◆ **WHAT NEEDS TO BE DONE**: Copy out all lines of the records in which the word "icon" appears.

◆ **Entries from a dataset**:
===

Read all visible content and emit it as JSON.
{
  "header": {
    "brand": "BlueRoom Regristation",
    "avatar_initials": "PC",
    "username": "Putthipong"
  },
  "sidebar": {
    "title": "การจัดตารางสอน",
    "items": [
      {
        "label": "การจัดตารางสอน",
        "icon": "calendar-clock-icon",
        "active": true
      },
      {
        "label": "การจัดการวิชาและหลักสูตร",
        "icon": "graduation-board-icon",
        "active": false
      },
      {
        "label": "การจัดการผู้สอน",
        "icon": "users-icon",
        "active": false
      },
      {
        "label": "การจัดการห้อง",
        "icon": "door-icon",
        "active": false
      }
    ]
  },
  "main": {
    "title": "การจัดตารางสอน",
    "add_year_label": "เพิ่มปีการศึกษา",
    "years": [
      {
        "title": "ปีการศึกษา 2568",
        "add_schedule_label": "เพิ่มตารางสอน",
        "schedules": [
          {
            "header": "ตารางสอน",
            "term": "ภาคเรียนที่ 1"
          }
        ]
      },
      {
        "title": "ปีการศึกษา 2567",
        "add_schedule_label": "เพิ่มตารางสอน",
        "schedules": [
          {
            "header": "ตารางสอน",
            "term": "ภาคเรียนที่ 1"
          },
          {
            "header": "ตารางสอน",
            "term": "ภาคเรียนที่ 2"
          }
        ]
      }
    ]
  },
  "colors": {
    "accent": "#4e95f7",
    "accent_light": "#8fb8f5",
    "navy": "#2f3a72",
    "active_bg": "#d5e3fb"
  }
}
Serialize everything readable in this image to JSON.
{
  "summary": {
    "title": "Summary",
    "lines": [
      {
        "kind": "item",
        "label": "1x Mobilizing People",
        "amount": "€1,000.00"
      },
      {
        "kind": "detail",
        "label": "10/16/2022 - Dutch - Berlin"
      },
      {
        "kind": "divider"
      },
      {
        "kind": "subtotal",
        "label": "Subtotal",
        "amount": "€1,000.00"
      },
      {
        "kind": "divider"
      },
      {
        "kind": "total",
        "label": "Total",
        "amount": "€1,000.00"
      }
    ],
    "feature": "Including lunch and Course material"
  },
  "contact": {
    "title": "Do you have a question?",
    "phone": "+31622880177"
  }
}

===

◆ **COMPLETED TASK**:
        "icon": "calendar-clock-icon",
        "icon": "graduation-board-icon",
        "icon": "users-icon",
        "icon": "door-icon",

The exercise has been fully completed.